* Start Available data *

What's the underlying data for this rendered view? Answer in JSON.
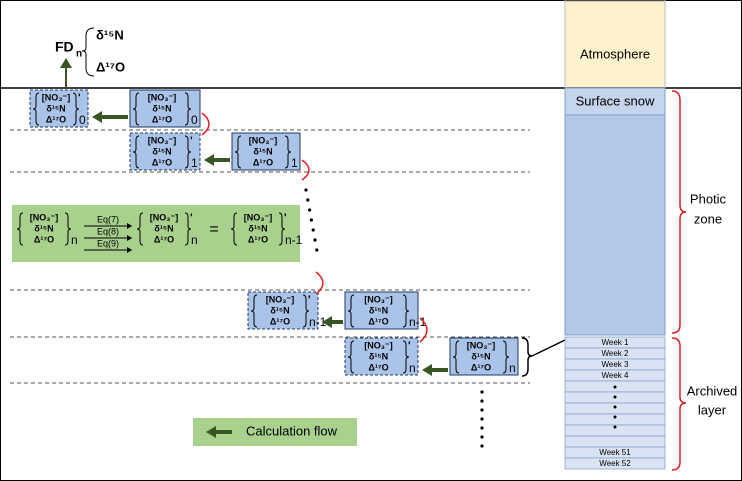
{
  "header": {
    "fd": "FD",
    "fd_sub": "n",
    "lines": [
      "δ¹⁵N",
      "Δ¹⁷O"
    ]
  },
  "atmosphere": "Atmosphere",
  "snowpack": {
    "surface": "Surface snow",
    "weeks": [
      "Week 1",
      "Week 2",
      "Week 3",
      "Week 4",
      "Week 51",
      "Week 52"
    ],
    "photic_zone": [
      "Photic",
      "zone"
    ],
    "archived_layer": [
      "Archived",
      "layer"
    ]
  },
  "box_lines": [
    "[NO₃⁻]",
    "δ¹⁵N",
    "Δ¹⁷O"
  ],
  "prime": "'",
  "boxes": [
    {
      "sub": "0"
    },
    {
      "sub": "1"
    },
    {
      "sub": "n-1"
    },
    {
      "sub": "n"
    }
  ],
  "equation": {
    "eqs": [
      "Eq(7)",
      "Eq(8)",
      "Eq(9)"
    ],
    "equals": "=",
    "subs": [
      "n",
      "n",
      "n-1"
    ]
  },
  "legend": "Calculation flow"
}
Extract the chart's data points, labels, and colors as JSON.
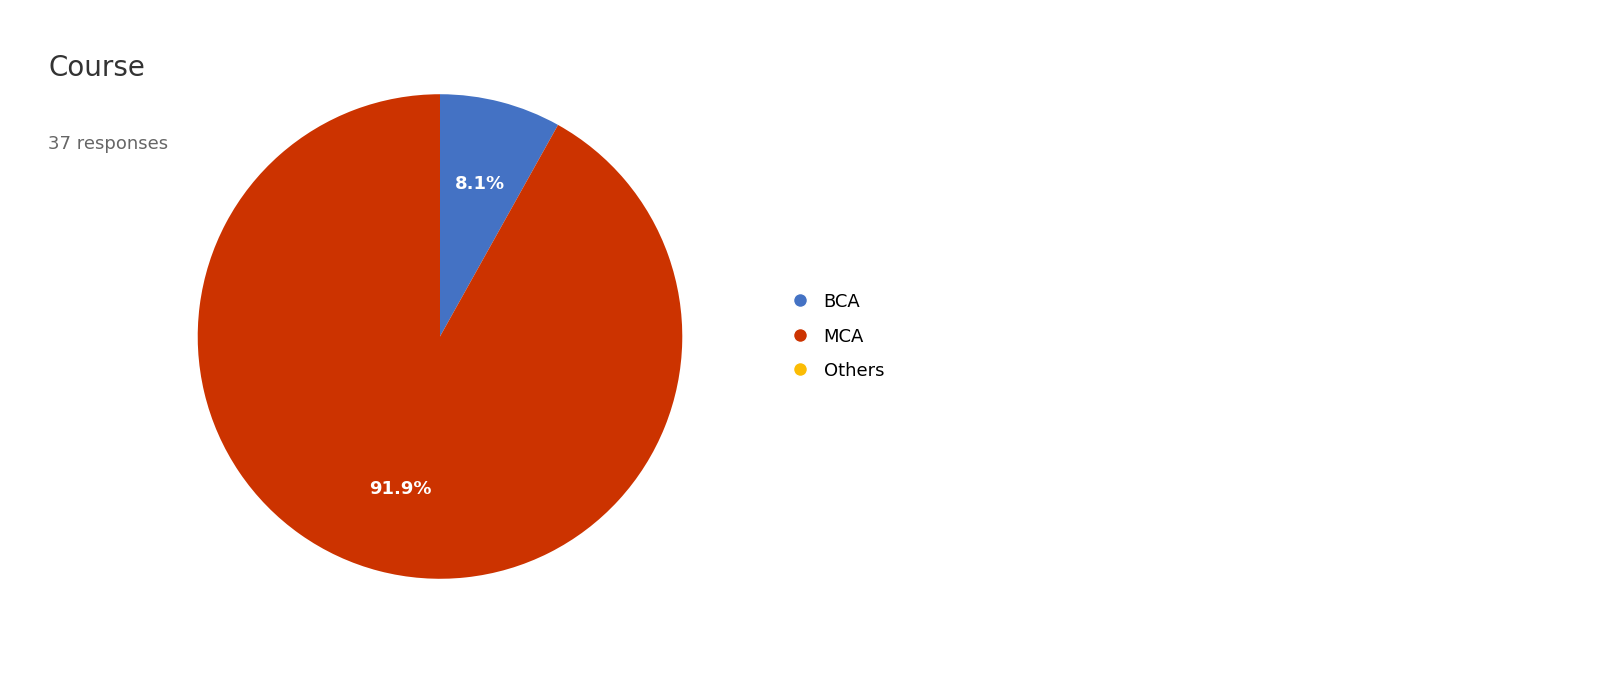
{
  "title": "Course",
  "subtitle": "37 responses",
  "labels": [
    "BCA",
    "MCA",
    "Others"
  ],
  "values": [
    8.1,
    91.9,
    0.0
  ],
  "colors": [
    "#4472c4",
    "#cc3300",
    "#fbbc04"
  ],
  "startangle": 90,
  "title_fontsize": 20,
  "subtitle_fontsize": 13,
  "background_color": "#ffffff",
  "text_color": "#333333",
  "legend_fontsize": 13
}
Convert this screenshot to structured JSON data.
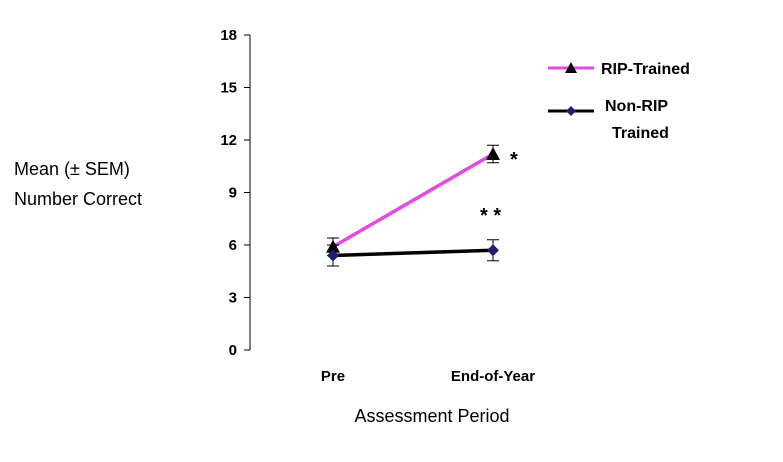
{
  "chart_data": {
    "type": "line",
    "title": "",
    "xlabel": "Assessment Period",
    "ylabel_lines": [
      "Mean (± SEM)",
      "Number Correct"
    ],
    "categories": [
      "Pre",
      "End-of-Year"
    ],
    "ylim": [
      0,
      18
    ],
    "yticks": [
      "0",
      "3",
      "6",
      "9",
      "12",
      "15",
      "18"
    ],
    "grid": false,
    "legend_position": "top-right",
    "series": [
      {
        "name": "RIP-Trained",
        "color": "#e24ae2",
        "marker": "triangle",
        "values": [
          5.9,
          11.2
        ],
        "sem": [
          0.5,
          0.5
        ]
      },
      {
        "name": "Non-RIP Trained",
        "name_lines": [
          "Non-RIP",
          "Trained"
        ],
        "color": "#000000",
        "marker": "diamond",
        "marker_color": "#1f1f6e",
        "values": [
          5.4,
          5.7
        ],
        "sem": [
          0.6,
          0.6
        ]
      }
    ],
    "annotations": [
      {
        "text": "*",
        "category": "End-of-Year",
        "y": 11.2
      },
      {
        "text": "* *",
        "category": "End-of-Year",
        "y": 8.0
      }
    ]
  }
}
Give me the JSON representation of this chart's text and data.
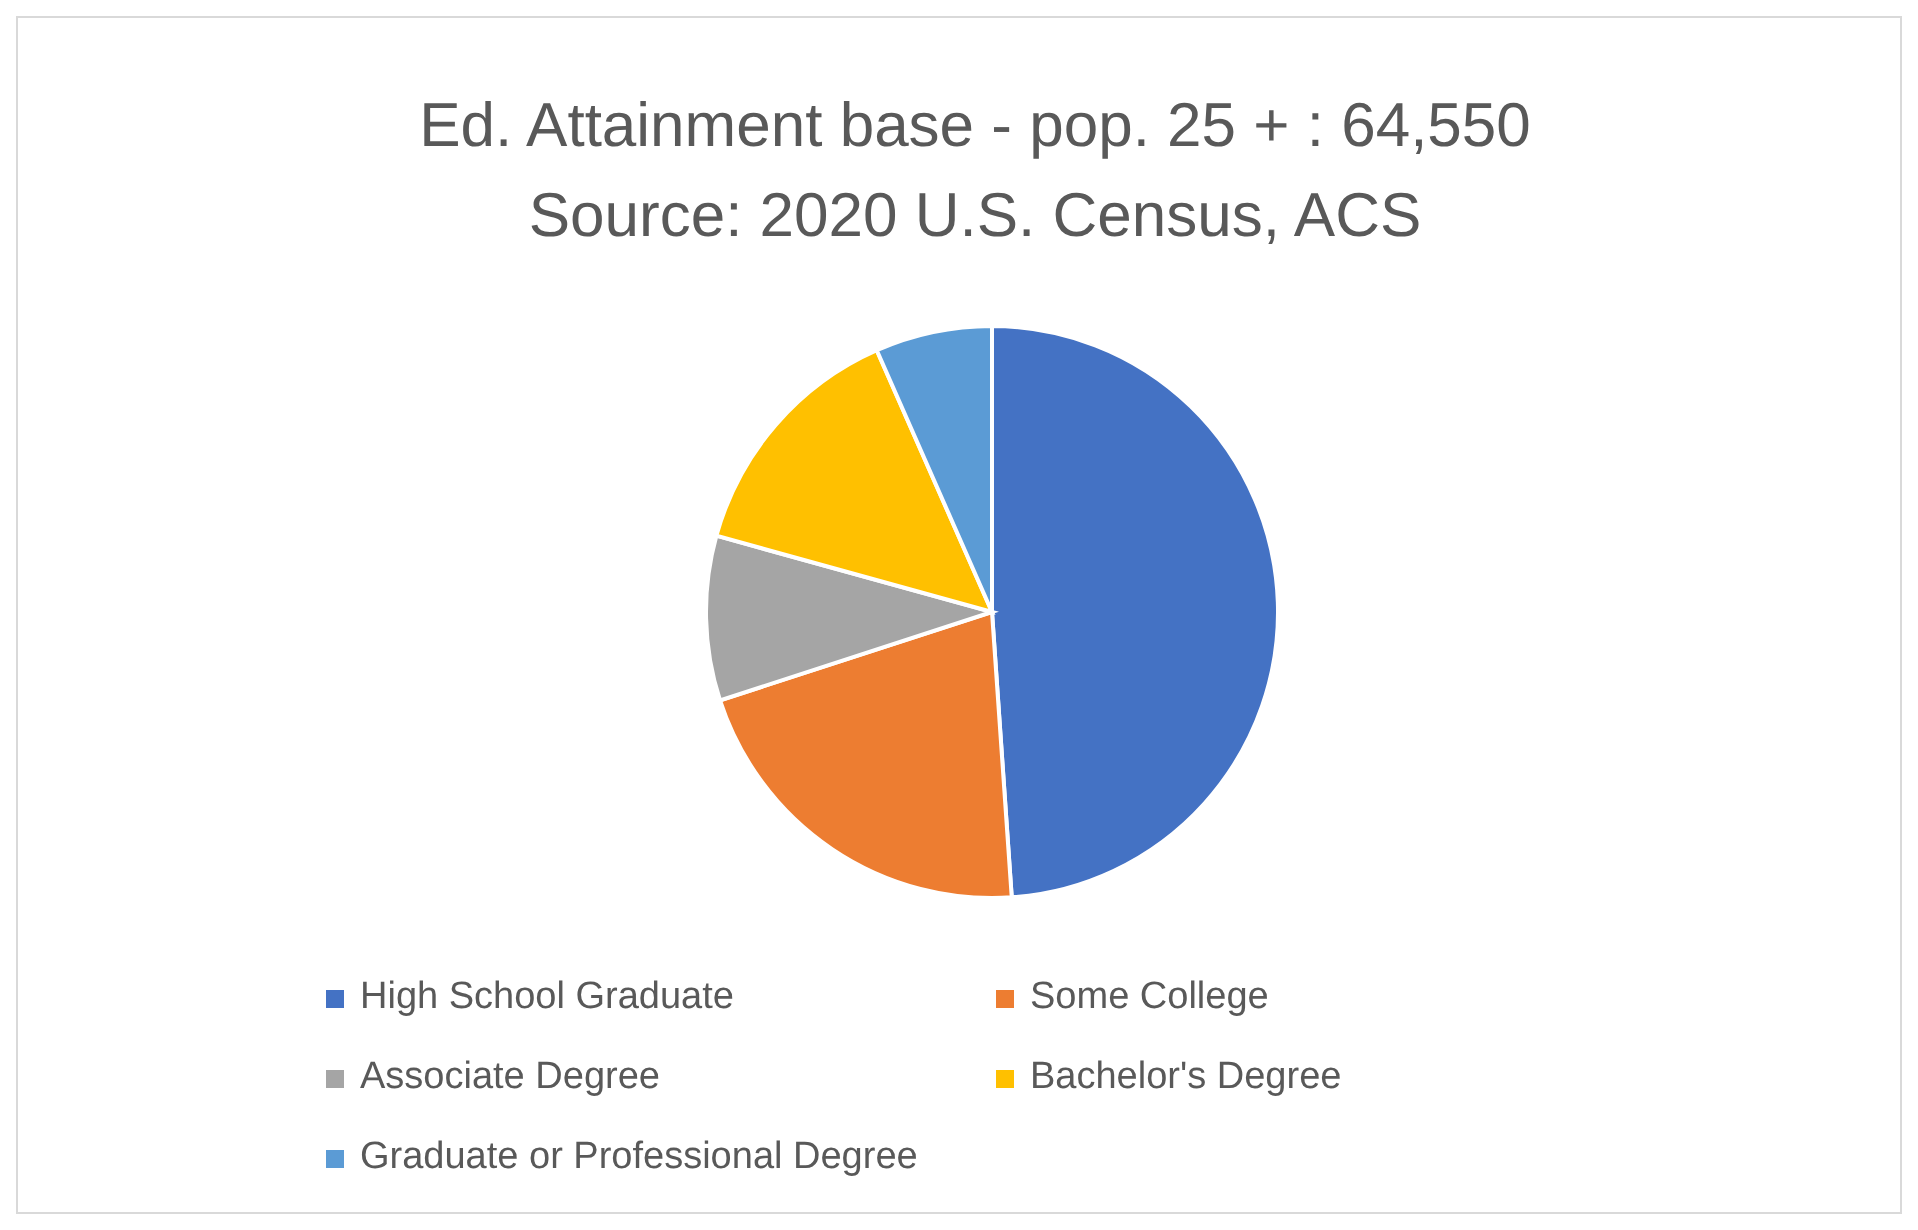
{
  "chart_data": {
    "type": "pie",
    "title": "Ed. Attainment base - pop. 25 + : 64,550",
    "subtitle": "Source: 2020 U.S. Census, ACS",
    "categories": [
      "High School Graduate",
      "Some College",
      "Associate Degree",
      "Bachelor's Degree",
      "Graduate or Professional Degree"
    ],
    "values": [
      48.9,
      21.1,
      9.3,
      14.1,
      6.6
    ],
    "colors": [
      "#4472c4",
      "#ed7d31",
      "#a5a5a5",
      "#ffc000",
      "#5b9bd5"
    ],
    "legend": "bottom"
  }
}
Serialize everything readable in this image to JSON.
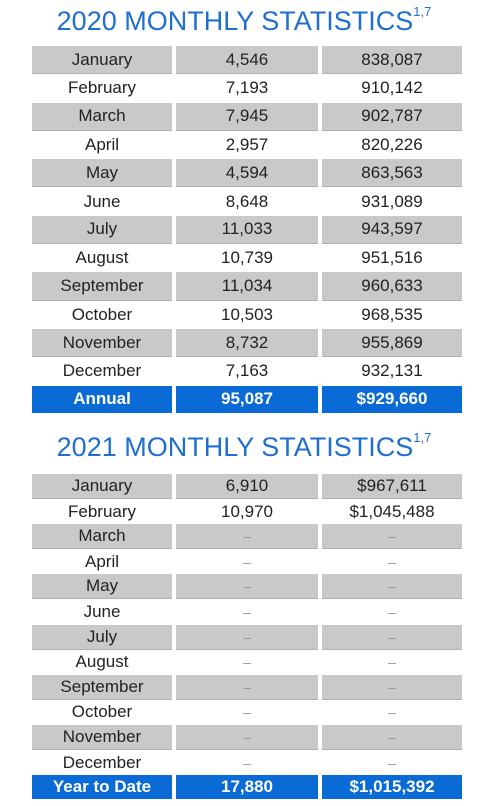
{
  "tables": [
    {
      "title": "2020 MONTHLY STATISTICS",
      "title_sup": "1,7",
      "rows": [
        [
          "January",
          "4,546",
          "838,087"
        ],
        [
          "February",
          "7,193",
          "910,142"
        ],
        [
          "March",
          "7,945",
          "902,787"
        ],
        [
          "April",
          "2,957",
          "820,226"
        ],
        [
          "May",
          "4,594",
          "863,563"
        ],
        [
          "June",
          "8,648",
          "931,089"
        ],
        [
          "July",
          "11,033",
          "943,597"
        ],
        [
          "August",
          "10,739",
          "951,516"
        ],
        [
          "September",
          "11,034",
          "960,633"
        ],
        [
          "October",
          "10,503",
          "968,535"
        ],
        [
          "November",
          "8,732",
          "955,869"
        ],
        [
          "December",
          "7,163",
          "932,131"
        ]
      ],
      "total": [
        "Annual",
        "95,087",
        "$929,660"
      ]
    },
    {
      "title": "2021 MONTHLY STATISTICS",
      "title_sup": "1,7",
      "rows": [
        [
          "January",
          "6,910",
          "$967,611"
        ],
        [
          "February",
          "10,970",
          "$1,045,488"
        ],
        [
          "March",
          "–",
          "–"
        ],
        [
          "April",
          "–",
          "–"
        ],
        [
          "May",
          "–",
          "–"
        ],
        [
          "June",
          "–",
          "–"
        ],
        [
          "July",
          "–",
          "–"
        ],
        [
          "August",
          "–",
          "–"
        ],
        [
          "September",
          "–",
          "–"
        ],
        [
          "October",
          "–",
          "–"
        ],
        [
          "November",
          "–",
          "–"
        ],
        [
          "December",
          "–",
          "–"
        ]
      ],
      "total": [
        "Year to Date",
        "17,880",
        "$1,015,392"
      ]
    }
  ]
}
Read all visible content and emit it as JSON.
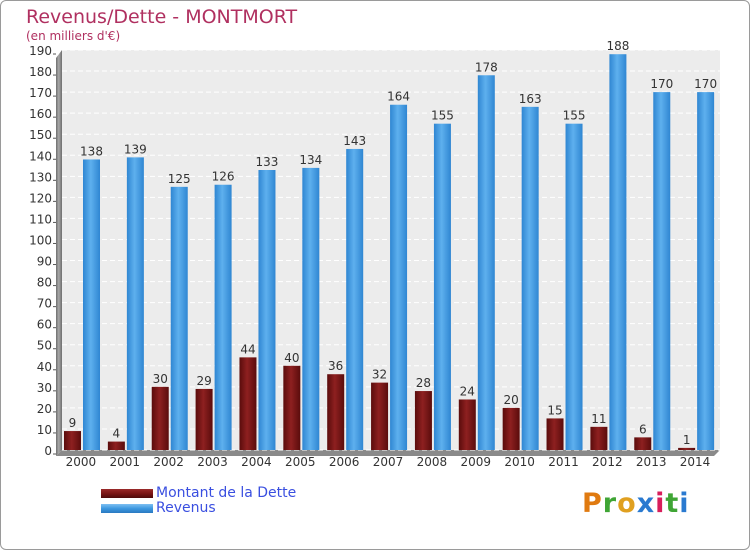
{
  "chart_data": {
    "type": "bar",
    "title": "Revenus/Dette - MONTMORT",
    "subtitle": "(en milliers d'€)",
    "categories": [
      "2000",
      "2001",
      "2002",
      "2003",
      "2004",
      "2005",
      "2006",
      "2007",
      "2008",
      "2009",
      "2010",
      "2011",
      "2012",
      "2013",
      "2014"
    ],
    "series": [
      {
        "name": "Montant de la Dette",
        "color": "#7a1515",
        "values": [
          9,
          4,
          30,
          29,
          44,
          40,
          36,
          32,
          28,
          24,
          20,
          15,
          11,
          6,
          1
        ]
      },
      {
        "name": "Revenus",
        "color": "#3d98e0",
        "values": [
          138,
          139,
          125,
          126,
          133,
          134,
          143,
          164,
          155,
          178,
          163,
          155,
          188,
          170,
          170
        ]
      }
    ],
    "ylim": [
      0,
      190
    ],
    "ytick_step": 10,
    "yticks": [
      0,
      10,
      20,
      30,
      40,
      50,
      60,
      70,
      80,
      90,
      100,
      110,
      120,
      130,
      140,
      150,
      160,
      170,
      180,
      190
    ],
    "grid": true,
    "legend_position": "bottom-left",
    "show_data_labels": true
  },
  "brand": {
    "text": "Proxiti",
    "colors": [
      "#e07a10",
      "#3fa535",
      "#e0a020",
      "#2a7ad0",
      "#d81e5b",
      "#3fa535",
      "#2a7ad0"
    ]
  }
}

* End Available data *

- _What is needed_
Extract all the data above exactly, excluding every picture.

- _Finished answer_
What's the underlying data for this rendered view? Answer in JSON.
{
  "header": {
    "fd": "FD",
    "fd_sub": "n",
    "lines": [
      "δ¹⁵N",
      "Δ¹⁷O"
    ]
  },
  "atmosphere": "Atmosphere",
  "snowpack": {
    "surface": "Surface snow",
    "weeks": [
      "Week 1",
      "Week 2",
      "Week 3",
      "Week 4",
      "Week 51",
      "Week 52"
    ],
    "photic_zone": [
      "Photic",
      "zone"
    ],
    "archived_layer": [
      "Archived",
      "layer"
    ]
  },
  "box_lines": [
    "[NO₃⁻]",
    "δ¹⁵N",
    "Δ¹⁷O"
  ],
  "prime": "'",
  "boxes": [
    {
      "sub": "0"
    },
    {
      "sub": "1"
    },
    {
      "sub": "n-1"
    },
    {
      "sub": "n"
    }
  ],
  "equation": {
    "eqs": [
      "Eq(7)",
      "Eq(8)",
      "Eq(9)"
    ],
    "equals": "=",
    "subs": [
      "n",
      "n",
      "n-1"
    ]
  },
  "legend": "Calculation flow"
}
Extract the chart's data points, labels, and colors as JSON.
{
  "title": "Course",
  "subtitle": "37 responses",
  "labels": [
    "BCA",
    "MCA",
    "Others"
  ],
  "values": [
    8.1,
    91.9,
    0.0
  ],
  "colors": [
    "#4472c4",
    "#cc3300",
    "#fbbc04"
  ],
  "startangle": 90,
  "title_fontsize": 20,
  "subtitle_fontsize": 13,
  "background_color": "#ffffff",
  "text_color": "#333333",
  "legend_fontsize": 13
}
Convert this screenshot to structured JSON data.
{
  "chart_data": {
    "type": "line",
    "title": "",
    "xlabel": "Assessment Period",
    "ylabel_lines": [
      "Mean (± SEM)",
      "Number Correct"
    ],
    "categories": [
      "Pre",
      "End-of-Year"
    ],
    "ylim": [
      0,
      18
    ],
    "yticks": [
      "0",
      "3",
      "6",
      "9",
      "12",
      "15",
      "18"
    ],
    "grid": false,
    "legend_position": "top-right",
    "series": [
      {
        "name": "RIP-Trained",
        "color": "#e24ae2",
        "marker": "triangle",
        "values": [
          5.9,
          11.2
        ],
        "sem": [
          0.5,
          0.5
        ]
      },
      {
        "name": "Non-RIP Trained",
        "name_lines": [
          "Non-RIP",
          "Trained"
        ],
        "color": "#000000",
        "marker": "diamond",
        "marker_color": "#1f1f6e",
        "values": [
          5.4,
          5.7
        ],
        "sem": [
          0.6,
          0.6
        ]
      }
    ],
    "annotations": [
      {
        "text": "*",
        "category": "End-of-Year",
        "y": 11.2
      },
      {
        "text": "* *",
        "category": "End-of-Year",
        "y": 8.0
      }
    ]
  }
}
Give me the JSON representation of this chart's text and data.
{
  "chart_data": {
    "type": "pie",
    "title": "Ed. Attainment base - pop. 25 + : 64,550",
    "subtitle": "Source: 2020 U.S. Census, ACS",
    "categories": [
      "High School Graduate",
      "Some College",
      "Associate Degree",
      "Bachelor's Degree",
      "Graduate or Professional Degree"
    ],
    "values": [
      48.9,
      21.1,
      9.3,
      14.1,
      6.6
    ],
    "colors": [
      "#4472c4",
      "#ed7d31",
      "#a5a5a5",
      "#ffc000",
      "#5b9bd5"
    ],
    "legend": "bottom"
  }
}
Serialize everything readable in this image to JSON.
{
  "tables": [
    {
      "title": "2020 MONTHLY STATISTICS",
      "title_sup": "1,7",
      "rows": [
        [
          "January",
          "4,546",
          "838,087"
        ],
        [
          "February",
          "7,193",
          "910,142"
        ],
        [
          "March",
          "7,945",
          "902,787"
        ],
        [
          "April",
          "2,957",
          "820,226"
        ],
        [
          "May",
          "4,594",
          "863,563"
        ],
        [
          "June",
          "8,648",
          "931,089"
        ],
        [
          "July",
          "11,033",
          "943,597"
        ],
        [
          "August",
          "10,739",
          "951,516"
        ],
        [
          "September",
          "11,034",
          "960,633"
        ],
        [
          "October",
          "10,503",
          "968,535"
        ],
        [
          "November",
          "8,732",
          "955,869"
        ],
        [
          "December",
          "7,163",
          "932,131"
        ]
      ],
      "total": [
        "Annual",
        "95,087",
        "$929,660"
      ]
    },
    {
      "title": "2021 MONTHLY STATISTICS",
      "title_sup": "1,7",
      "rows": [
        [
          "January",
          "6,910",
          "$967,611"
        ],
        [
          "February",
          "10,970",
          "$1,045,488"
        ],
        [
          "March",
          "–",
          "–"
        ],
        [
          "April",
          "–",
          "–"
        ],
        [
          "May",
          "–",
          "–"
        ],
        [
          "June",
          "–",
          "–"
        ],
        [
          "July",
          "–",
          "–"
        ],
        [
          "August",
          "–",
          "–"
        ],
        [
          "September",
          "–",
          "–"
        ],
        [
          "October",
          "–",
          "–"
        ],
        [
          "November",
          "–",
          "–"
        ],
        [
          "December",
          "–",
          "–"
        ]
      ],
      "total": [
        "Year to Date",
        "17,880",
        "$1,015,392"
      ]
    }
  ]
}
Read all visible content and emit it as JSON.
{
  "chart_data": {
    "type": "bar",
    "title": "Revenus/Dette - MONTMORT",
    "subtitle": "(en milliers d'€)",
    "categories": [
      "2000",
      "2001",
      "2002",
      "2003",
      "2004",
      "2005",
      "2006",
      "2007",
      "2008",
      "2009",
      "2010",
      "2011",
      "2012",
      "2013",
      "2014"
    ],
    "series": [
      {
        "name": "Montant de la Dette",
        "color": "#7a1515",
        "values": [
          9,
          4,
          30,
          29,
          44,
          40,
          36,
          32,
          28,
          24,
          20,
          15,
          11,
          6,
          1
        ]
      },
      {
        "name": "Revenus",
        "color": "#3d98e0",
        "values": [
          138,
          139,
          125,
          126,
          133,
          134,
          143,
          164,
          155,
          178,
          163,
          155,
          188,
          170,
          170
        ]
      }
    ],
    "ylim": [
      0,
      190
    ],
    "ytick_step": 10,
    "yticks": [
      0,
      10,
      20,
      30,
      40,
      50,
      60,
      70,
      80,
      90,
      100,
      110,
      120,
      130,
      140,
      150,
      160,
      170,
      180,
      190
    ],
    "grid": true,
    "legend_position": "bottom-left",
    "show_data_labels": true
  },
  "brand": {
    "text": "Proxiti",
    "colors": [
      "#e07a10",
      "#3fa535",
      "#e0a020",
      "#2a7ad0",
      "#d81e5b",
      "#3fa535",
      "#2a7ad0"
    ]
  }
}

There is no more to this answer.